*What you need to do*
What is the number of lines below that include "story"? Give that number alone.

Dataset entries:
————

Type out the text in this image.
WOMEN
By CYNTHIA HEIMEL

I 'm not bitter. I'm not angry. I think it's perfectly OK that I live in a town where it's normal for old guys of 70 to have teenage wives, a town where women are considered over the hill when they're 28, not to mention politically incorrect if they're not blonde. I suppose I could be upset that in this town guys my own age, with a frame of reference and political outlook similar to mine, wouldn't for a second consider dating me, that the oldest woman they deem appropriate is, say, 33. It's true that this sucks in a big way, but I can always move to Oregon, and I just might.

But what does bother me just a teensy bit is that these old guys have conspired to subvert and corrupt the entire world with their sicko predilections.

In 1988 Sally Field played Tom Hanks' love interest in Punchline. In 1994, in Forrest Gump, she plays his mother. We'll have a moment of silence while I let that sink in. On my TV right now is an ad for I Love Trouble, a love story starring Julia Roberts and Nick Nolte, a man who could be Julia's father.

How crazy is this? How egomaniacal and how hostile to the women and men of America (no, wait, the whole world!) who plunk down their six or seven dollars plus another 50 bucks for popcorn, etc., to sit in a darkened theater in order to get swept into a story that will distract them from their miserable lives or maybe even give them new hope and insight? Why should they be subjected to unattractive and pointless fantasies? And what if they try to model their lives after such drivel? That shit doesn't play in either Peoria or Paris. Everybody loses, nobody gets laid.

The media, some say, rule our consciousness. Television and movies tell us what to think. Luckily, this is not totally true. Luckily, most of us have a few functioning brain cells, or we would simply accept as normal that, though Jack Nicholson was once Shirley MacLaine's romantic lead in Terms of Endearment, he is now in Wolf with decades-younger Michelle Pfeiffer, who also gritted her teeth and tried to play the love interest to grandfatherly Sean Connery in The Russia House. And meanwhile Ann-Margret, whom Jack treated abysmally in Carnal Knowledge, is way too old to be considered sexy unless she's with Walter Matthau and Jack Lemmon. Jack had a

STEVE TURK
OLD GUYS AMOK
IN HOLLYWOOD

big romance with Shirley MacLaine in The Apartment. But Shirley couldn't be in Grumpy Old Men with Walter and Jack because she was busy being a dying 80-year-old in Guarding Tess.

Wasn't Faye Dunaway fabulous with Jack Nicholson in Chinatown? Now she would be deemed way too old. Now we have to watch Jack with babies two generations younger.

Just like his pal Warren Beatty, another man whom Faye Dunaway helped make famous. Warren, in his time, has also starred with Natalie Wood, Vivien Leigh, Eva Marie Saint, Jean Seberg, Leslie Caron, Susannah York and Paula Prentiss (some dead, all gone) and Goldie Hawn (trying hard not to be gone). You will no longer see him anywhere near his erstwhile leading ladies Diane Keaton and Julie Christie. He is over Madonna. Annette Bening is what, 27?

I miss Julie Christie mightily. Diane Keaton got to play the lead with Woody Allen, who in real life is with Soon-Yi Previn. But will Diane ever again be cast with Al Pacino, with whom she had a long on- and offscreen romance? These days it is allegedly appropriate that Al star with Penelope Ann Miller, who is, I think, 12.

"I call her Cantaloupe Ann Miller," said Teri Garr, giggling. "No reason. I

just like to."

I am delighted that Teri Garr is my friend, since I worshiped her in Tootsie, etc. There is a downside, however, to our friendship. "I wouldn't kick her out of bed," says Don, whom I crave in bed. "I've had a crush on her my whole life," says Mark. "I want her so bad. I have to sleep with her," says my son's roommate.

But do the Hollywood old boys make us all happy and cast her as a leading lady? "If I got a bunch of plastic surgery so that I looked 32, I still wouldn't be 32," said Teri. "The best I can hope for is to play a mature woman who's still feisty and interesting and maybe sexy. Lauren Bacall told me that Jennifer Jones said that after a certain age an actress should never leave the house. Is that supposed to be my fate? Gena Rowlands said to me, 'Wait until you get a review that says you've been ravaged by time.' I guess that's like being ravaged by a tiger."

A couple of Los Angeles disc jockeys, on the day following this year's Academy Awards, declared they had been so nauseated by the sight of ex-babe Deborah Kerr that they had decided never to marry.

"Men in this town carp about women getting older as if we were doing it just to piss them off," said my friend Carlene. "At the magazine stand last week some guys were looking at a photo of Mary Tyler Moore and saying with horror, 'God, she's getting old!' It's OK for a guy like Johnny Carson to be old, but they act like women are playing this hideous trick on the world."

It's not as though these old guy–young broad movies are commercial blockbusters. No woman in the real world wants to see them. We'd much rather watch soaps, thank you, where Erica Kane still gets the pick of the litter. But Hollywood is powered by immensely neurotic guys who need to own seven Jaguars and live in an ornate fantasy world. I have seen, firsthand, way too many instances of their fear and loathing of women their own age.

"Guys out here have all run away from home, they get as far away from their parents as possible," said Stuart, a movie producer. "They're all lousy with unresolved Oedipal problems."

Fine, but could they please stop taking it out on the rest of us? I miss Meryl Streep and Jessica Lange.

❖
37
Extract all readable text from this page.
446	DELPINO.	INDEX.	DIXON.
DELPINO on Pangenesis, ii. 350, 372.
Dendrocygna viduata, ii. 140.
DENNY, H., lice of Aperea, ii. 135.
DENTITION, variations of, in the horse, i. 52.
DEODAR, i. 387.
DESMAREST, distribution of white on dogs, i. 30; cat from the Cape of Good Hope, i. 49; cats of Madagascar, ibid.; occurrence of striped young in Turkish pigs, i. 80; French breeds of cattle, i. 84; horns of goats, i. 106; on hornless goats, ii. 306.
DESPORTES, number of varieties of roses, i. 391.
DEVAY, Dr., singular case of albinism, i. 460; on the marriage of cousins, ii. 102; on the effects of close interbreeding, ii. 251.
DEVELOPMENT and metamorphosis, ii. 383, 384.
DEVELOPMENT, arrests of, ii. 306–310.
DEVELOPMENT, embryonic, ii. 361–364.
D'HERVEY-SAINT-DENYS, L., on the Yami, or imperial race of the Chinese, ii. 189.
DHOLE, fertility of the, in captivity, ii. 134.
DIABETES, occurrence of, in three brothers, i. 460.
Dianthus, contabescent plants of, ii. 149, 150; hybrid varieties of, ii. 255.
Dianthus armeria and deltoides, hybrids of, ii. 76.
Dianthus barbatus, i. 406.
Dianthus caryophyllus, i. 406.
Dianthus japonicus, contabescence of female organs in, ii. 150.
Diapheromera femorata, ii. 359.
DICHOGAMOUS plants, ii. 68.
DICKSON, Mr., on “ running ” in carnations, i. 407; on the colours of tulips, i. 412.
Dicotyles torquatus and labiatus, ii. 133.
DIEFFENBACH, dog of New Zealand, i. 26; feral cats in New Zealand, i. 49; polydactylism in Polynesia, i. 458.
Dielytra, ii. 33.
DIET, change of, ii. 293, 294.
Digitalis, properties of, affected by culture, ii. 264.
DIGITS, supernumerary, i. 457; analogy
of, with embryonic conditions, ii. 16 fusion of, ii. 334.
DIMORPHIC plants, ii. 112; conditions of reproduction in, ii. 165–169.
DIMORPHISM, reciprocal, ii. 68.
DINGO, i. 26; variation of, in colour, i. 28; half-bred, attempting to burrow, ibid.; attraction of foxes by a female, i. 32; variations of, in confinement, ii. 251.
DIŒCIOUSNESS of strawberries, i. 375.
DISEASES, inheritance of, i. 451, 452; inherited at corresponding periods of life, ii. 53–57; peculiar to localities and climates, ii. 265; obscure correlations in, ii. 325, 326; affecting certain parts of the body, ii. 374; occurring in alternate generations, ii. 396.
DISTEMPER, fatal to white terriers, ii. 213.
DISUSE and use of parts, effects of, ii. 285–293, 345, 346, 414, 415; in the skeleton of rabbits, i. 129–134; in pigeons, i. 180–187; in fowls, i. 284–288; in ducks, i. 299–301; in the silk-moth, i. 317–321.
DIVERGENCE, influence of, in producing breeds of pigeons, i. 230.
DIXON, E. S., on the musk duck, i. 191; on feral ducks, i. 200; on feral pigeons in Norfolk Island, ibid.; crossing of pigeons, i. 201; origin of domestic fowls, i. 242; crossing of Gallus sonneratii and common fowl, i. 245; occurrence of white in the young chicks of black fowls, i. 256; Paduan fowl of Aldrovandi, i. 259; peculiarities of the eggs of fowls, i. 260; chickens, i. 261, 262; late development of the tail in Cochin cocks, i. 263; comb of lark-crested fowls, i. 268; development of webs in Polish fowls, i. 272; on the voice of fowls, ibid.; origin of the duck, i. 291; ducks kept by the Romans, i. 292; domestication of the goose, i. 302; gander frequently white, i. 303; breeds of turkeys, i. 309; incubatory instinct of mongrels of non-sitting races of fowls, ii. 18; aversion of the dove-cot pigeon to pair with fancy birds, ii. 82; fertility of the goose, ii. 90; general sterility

————

*Response*
2